[EXERCISE] Return the listing below word for word.

[Stored items]
....

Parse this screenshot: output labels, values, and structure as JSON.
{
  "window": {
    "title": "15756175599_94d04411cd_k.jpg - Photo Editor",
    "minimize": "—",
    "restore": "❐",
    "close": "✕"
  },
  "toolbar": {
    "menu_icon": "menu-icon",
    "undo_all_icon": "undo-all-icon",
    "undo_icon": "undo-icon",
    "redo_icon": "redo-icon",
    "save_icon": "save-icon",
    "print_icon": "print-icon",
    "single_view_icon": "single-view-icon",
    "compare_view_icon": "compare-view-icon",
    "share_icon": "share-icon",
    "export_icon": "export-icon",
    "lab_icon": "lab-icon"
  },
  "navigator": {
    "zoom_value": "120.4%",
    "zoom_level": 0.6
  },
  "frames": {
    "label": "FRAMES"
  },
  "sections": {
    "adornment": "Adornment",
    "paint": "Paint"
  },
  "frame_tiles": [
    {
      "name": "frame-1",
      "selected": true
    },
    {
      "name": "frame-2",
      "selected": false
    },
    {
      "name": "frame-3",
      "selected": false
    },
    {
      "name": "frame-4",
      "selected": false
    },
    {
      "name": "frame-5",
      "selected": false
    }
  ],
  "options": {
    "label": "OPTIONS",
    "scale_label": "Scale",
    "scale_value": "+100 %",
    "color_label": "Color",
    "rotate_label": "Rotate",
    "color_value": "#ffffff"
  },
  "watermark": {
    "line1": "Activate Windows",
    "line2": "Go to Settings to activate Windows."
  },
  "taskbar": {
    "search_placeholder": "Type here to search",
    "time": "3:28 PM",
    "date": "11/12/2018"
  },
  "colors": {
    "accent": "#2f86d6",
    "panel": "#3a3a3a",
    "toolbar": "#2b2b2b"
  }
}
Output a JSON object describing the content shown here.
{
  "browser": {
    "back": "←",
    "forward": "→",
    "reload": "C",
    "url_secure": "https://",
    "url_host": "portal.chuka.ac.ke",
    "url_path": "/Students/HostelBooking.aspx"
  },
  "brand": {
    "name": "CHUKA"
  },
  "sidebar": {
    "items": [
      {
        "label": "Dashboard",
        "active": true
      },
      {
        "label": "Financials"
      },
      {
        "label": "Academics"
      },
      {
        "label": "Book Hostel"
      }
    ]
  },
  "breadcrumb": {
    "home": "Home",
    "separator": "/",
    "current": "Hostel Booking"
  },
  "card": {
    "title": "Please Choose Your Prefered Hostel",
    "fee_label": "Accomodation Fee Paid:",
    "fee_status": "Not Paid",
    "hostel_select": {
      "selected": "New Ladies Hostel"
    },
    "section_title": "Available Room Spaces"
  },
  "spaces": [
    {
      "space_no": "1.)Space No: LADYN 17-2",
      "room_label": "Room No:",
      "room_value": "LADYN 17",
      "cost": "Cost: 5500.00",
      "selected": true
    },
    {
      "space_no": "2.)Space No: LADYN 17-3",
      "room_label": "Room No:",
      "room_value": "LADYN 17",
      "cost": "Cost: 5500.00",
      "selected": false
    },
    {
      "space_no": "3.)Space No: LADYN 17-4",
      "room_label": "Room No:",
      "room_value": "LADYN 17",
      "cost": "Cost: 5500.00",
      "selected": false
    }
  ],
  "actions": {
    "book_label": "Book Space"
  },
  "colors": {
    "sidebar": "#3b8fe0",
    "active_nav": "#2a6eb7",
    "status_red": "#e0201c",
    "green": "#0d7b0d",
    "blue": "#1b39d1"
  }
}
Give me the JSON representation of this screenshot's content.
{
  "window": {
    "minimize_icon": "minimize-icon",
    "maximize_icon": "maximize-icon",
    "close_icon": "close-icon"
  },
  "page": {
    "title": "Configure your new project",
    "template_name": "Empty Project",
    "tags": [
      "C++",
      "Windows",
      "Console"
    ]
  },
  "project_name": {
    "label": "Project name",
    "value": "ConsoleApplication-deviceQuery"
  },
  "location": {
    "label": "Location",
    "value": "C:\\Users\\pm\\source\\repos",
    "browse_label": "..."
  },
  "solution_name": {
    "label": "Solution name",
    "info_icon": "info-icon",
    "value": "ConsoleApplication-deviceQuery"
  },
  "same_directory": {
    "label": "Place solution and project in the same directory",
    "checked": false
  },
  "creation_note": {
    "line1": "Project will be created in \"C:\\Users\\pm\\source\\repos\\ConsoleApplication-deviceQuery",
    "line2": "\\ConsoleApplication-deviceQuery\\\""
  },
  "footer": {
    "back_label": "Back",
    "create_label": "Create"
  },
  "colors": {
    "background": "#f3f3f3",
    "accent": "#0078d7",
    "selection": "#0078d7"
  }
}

....

[RESULT OF THE TASK]
Parse this screenshot: output labels, values, and structure as JSON.
{
  "window": {
    "title": "15756175599_94d04411cd_k.jpg - Photo Editor",
    "minimize": "—",
    "restore": "❐",
    "close": "✕"
  },
  "toolbar": {
    "menu_icon": "menu-icon",
    "undo_all_icon": "undo-all-icon",
    "undo_icon": "undo-icon",
    "redo_icon": "redo-icon",
    "save_icon": "save-icon",
    "print_icon": "print-icon",
    "single_view_icon": "single-view-icon",
    "compare_view_icon": "compare-view-icon",
    "share_icon": "share-icon",
    "export_icon": "export-icon",
    "lab_icon": "lab-icon"
  },
  "navigator": {
    "zoom_value": "120.4%",
    "zoom_level": 0.6
  },
  "frames": {
    "label": "FRAMES"
  },
  "sections": {
    "adornment": "Adornment",
    "paint": "Paint"
  },
  "frame_tiles": [
    {
      "name": "frame-1",
      "selected": true
    },
    {
      "name": "frame-2",
      "selected": false
    },
    {
      "name": "frame-3",
      "selected": false
    },
    {
      "name": "frame-4",
      "selected": false
    },
    {
      "name": "frame-5",
      "selected": false
    }
  ],
  "options": {
    "label": "OPTIONS",
    "scale_label": "Scale",
    "scale_value": "+100 %",
    "color_label": "Color",
    "rotate_label": "Rotate",
    "color_value": "#ffffff"
  },
  "watermark": {
    "line1": "Activate Windows",
    "line2": "Go to Settings to activate Windows."
  },
  "taskbar": {
    "search_placeholder": "Type here to search",
    "time": "3:28 PM",
    "date": "11/12/2018"
  },
  "colors": {
    "accent": "#2f86d6",
    "panel": "#3a3a3a",
    "toolbar": "#2b2b2b"
  }
}
Output a JSON object describing the content shown here.
{
  "browser": {
    "back": "←",
    "forward": "→",
    "reload": "C",
    "url_secure": "https://",
    "url_host": "portal.chuka.ac.ke",
    "url_path": "/Students/HostelBooking.aspx"
  },
  "brand": {
    "name": "CHUKA"
  },
  "sidebar": {
    "items": [
      {
        "label": "Dashboard",
        "active": true
      },
      {
        "label": "Financials"
      },
      {
        "label": "Academics"
      },
      {
        "label": "Book Hostel"
      }
    ]
  },
  "breadcrumb": {
    "home": "Home",
    "separator": "/",
    "current": "Hostel Booking"
  },
  "card": {
    "title": "Please Choose Your Prefered Hostel",
    "fee_label": "Accomodation Fee Paid:",
    "fee_status": "Not Paid",
    "hostel_select": {
      "selected": "New Ladies Hostel"
    },
    "section_title": "Available Room Spaces"
  },
  "spaces": [
    {
      "space_no": "1.)Space No: LADYN 17-2",
      "room_label": "Room No:",
      "room_value": "LADYN 17",
      "cost": "Cost: 5500.00",
      "selected": true
    },
    {
      "space_no": "2.)Space No: LADYN 17-3",
      "room_label": "Room No:",
      "room_value": "LADYN 17",
      "cost": "Cost: 5500.00",
      "selected": false
    },
    {
      "space_no": "3.)Space No: LADYN 17-4",
      "room_label": "Room No:",
      "room_value": "LADYN 17",
      "cost": "Cost: 5500.00",
      "selected": false
    }
  ],
  "actions": {
    "book_label": "Book Space"
  },
  "colors": {
    "sidebar": "#3b8fe0",
    "active_nav": "#2a6eb7",
    "status_red": "#e0201c",
    "green": "#0d7b0d",
    "blue": "#1b39d1"
  }
}
Give me the JSON representation of this screenshot's content.
{
  "window": {
    "minimize_icon": "minimize-icon",
    "maximize_icon": "maximize-icon",
    "close_icon": "close-icon"
  },
  "page": {
    "title": "Configure your new project",
    "template_name": "Empty Project",
    "tags": [
      "C++",
      "Windows",
      "Console"
    ]
  },
  "project_name": {
    "label": "Project name",
    "value": "ConsoleApplication-deviceQuery"
  },
  "location": {
    "label": "Location",
    "value": "C:\\Users\\pm\\source\\repos",
    "browse_label": "..."
  },
  "solution_name": {
    "label": "Solution name",
    "info_icon": "info-icon",
    "value": "ConsoleApplication-deviceQuery"
  },
  "same_directory": {
    "label": "Place solution and project in the same directory",
    "checked": false
  },
  "creation_note": {
    "line1": "Project will be created in \"C:\\Users\\pm\\source\\repos\\ConsoleApplication-deviceQuery",
    "line2": "\\ConsoleApplication-deviceQuery\\\""
  },
  "footer": {
    "back_label": "Back",
    "create_label": "Create"
  },
  "colors": {
    "background": "#f3f3f3",
    "accent": "#0078d7",
    "selection": "#0078d7"
  }
}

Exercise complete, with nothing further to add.